Brief:
Copy out the items word for word, starting with the line that contains "Annotate this image: element" and going on through the line that contains "value-label-7: XX — [357, 337, 377, 353]".
--- Dataset rows ---
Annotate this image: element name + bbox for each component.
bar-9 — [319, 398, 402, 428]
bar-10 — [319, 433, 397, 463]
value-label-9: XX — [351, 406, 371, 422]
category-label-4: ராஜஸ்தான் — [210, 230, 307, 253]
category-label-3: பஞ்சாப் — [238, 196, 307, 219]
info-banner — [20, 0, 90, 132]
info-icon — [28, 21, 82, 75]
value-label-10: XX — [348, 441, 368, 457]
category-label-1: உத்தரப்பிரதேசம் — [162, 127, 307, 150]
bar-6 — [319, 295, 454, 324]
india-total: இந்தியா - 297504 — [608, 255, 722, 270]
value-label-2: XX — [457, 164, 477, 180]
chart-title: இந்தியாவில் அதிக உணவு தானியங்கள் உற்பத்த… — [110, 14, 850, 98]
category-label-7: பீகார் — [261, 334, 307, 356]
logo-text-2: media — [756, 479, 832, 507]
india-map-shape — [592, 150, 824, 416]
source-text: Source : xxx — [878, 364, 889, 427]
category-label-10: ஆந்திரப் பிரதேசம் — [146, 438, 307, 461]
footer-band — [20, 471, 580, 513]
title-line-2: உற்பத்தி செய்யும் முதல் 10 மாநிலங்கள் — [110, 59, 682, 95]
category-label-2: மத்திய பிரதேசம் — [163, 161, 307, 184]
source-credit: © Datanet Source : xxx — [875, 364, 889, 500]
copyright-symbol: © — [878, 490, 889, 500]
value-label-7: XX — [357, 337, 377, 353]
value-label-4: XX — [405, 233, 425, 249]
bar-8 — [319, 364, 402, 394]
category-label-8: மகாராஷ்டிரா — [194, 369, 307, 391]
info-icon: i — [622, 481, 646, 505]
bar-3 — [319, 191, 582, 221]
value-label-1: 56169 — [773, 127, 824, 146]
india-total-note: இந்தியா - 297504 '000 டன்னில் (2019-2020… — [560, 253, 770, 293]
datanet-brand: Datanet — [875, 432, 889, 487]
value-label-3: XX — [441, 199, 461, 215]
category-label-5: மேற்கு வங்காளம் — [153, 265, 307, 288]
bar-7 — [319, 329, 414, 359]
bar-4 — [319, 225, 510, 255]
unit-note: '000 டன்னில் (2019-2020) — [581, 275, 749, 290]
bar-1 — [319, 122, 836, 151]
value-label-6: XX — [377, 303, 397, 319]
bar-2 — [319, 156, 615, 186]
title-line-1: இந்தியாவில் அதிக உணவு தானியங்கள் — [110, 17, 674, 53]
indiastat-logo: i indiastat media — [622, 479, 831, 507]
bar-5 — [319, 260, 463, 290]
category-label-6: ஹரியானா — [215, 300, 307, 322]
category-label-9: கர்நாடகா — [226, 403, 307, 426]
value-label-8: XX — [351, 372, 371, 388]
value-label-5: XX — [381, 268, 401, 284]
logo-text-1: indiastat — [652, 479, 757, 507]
---
--- Dataset rows ---
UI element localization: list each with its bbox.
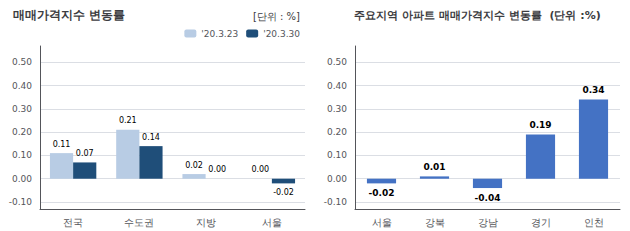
---
Finished exercise:
Annotate this image: element name + bbox for each component.
bar-9 — [319, 398, 402, 428]
bar-10 — [319, 433, 397, 463]
value-label-9: XX — [351, 406, 371, 422]
category-label-4: ராஜஸ்தான் — [210, 230, 307, 253]
category-label-3: பஞ்சாப் — [238, 196, 307, 219]
info-banner — [20, 0, 90, 132]
info-icon — [28, 21, 82, 75]
value-label-10: XX — [348, 441, 368, 457]
category-label-1: உத்தரப்பிரதேசம் — [162, 127, 307, 150]
bar-6 — [319, 295, 454, 324]
india-total: இந்தியா - 297504 — [608, 255, 722, 270]
value-label-2: XX — [457, 164, 477, 180]
chart-title: இந்தியாவில் அதிக உணவு தானியங்கள் உற்பத்த… — [110, 14, 850, 98]
category-label-7: பீகார் — [261, 334, 307, 356]
logo-text-2: media — [756, 479, 832, 507]
india-map-shape — [592, 150, 824, 416]
source-text: Source : xxx — [878, 364, 889, 427]
category-label-10: ஆந்திரப் பிரதேசம் — [146, 438, 307, 461]
footer-band — [20, 471, 580, 513]
title-line-2: உற்பத்தி செய்யும் முதல் 10 மாநிலங்கள் — [110, 59, 682, 95]
category-label-2: மத்திய பிரதேசம் — [163, 161, 307, 184]
source-credit: © Datanet Source : xxx — [875, 364, 889, 500]
copyright-symbol: © — [878, 490, 889, 500]
value-label-7: XX — [357, 337, 377, 353]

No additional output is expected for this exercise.